■ **Your goal**
In your copy, leave out the pictures; write out all the data exactly.

■ **Extracted entries**
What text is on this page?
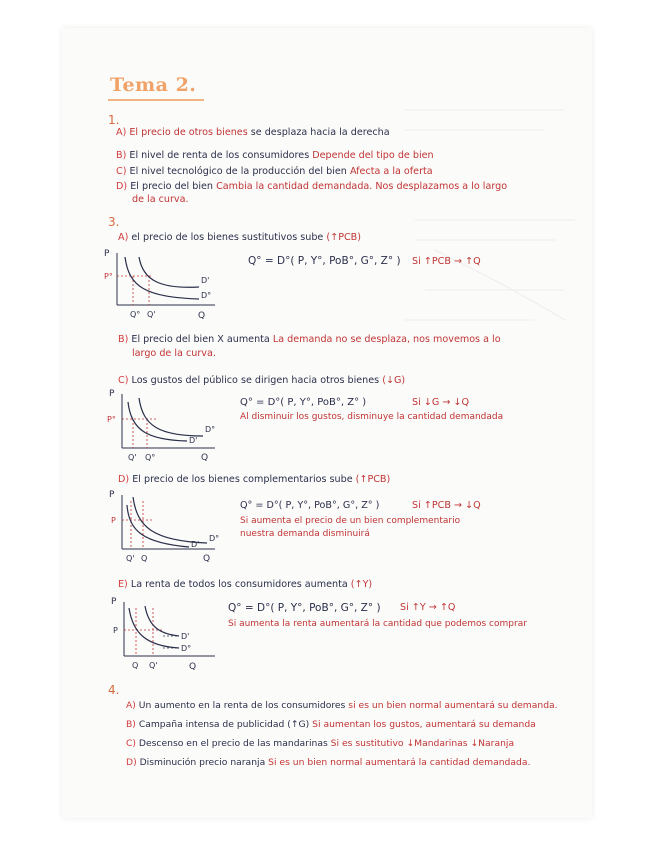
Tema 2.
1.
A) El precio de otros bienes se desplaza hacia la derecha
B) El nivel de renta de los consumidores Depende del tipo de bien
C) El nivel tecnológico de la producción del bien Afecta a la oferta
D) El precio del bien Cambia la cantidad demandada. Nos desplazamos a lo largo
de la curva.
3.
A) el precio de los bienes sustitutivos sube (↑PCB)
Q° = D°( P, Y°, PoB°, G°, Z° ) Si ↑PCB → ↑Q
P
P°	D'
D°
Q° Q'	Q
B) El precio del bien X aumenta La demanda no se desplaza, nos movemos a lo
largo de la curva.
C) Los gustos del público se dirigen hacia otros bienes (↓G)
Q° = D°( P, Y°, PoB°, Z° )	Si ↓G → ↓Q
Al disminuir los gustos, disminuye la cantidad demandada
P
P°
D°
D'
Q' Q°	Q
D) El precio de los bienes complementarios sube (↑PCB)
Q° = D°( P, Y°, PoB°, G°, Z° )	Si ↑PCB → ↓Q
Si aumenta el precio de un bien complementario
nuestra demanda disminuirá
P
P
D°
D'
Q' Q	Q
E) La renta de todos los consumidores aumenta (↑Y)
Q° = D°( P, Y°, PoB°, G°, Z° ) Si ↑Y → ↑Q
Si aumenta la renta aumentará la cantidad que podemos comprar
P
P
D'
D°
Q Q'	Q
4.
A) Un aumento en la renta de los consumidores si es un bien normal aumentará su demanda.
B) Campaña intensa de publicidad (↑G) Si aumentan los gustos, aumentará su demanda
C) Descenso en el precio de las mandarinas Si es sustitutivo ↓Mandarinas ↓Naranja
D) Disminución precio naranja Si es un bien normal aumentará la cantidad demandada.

■ **Task result**
What text is on this page?
Tema 2.
1.
A) El precio de otros bienes se desplaza hacia la derecha
B) El nivel de renta de los consumidores Depende del tipo de bien
C) El nivel tecnológico de la producción del bien Afecta a la oferta
D) El precio del bien Cambia la cantidad demandada. Nos desplazamos a lo largo
de la curva.
3.
A) el precio de los bienes sustitutivos sube (↑PCB)
Q° = D°( P, Y°, PoB°, G°, Z° ) Si ↑PCB → ↑Q
P
P°	D'
D°
Q° Q'	Q
B) El precio del bien X aumenta La demanda no se desplaza, nos movemos a lo
largo de la curva.
C) Los gustos del público se dirigen hacia otros bienes (↓G)
Q° = D°( P, Y°, PoB°, Z° )	Si ↓G → ↓Q
Al disminuir los gustos, disminuye la cantidad demandada
P
P°
D°
D'
Q' Q°	Q
D) El precio de los bienes complementarios sube (↑PCB)
Q° = D°( P, Y°, PoB°, G°, Z° )	Si ↑PCB → ↓Q
Si aumenta el precio de un bien complementario
nuestra demanda disminuirá
P
P
D°
D'
Q' Q	Q
E) La renta de todos los consumidores aumenta (↑Y)
Q° = D°( P, Y°, PoB°, G°, Z° ) Si ↑Y → ↑Q
Si aumenta la renta aumentará la cantidad que podemos comprar
P
P
D'
D°
Q Q'	Q
4.
A) Un aumento en la renta de los consumidores si es un bien normal aumentará su demanda.
B) Campaña intensa de publicidad (↑G) Si aumentan los gustos, aumentará su demanda
C) Descenso en el precio de las mandarinas Si es sustitutivo ↓Mandarinas ↓Naranja
D) Disminución precio naranja Si es un bien normal aumentará la cantidad demandada.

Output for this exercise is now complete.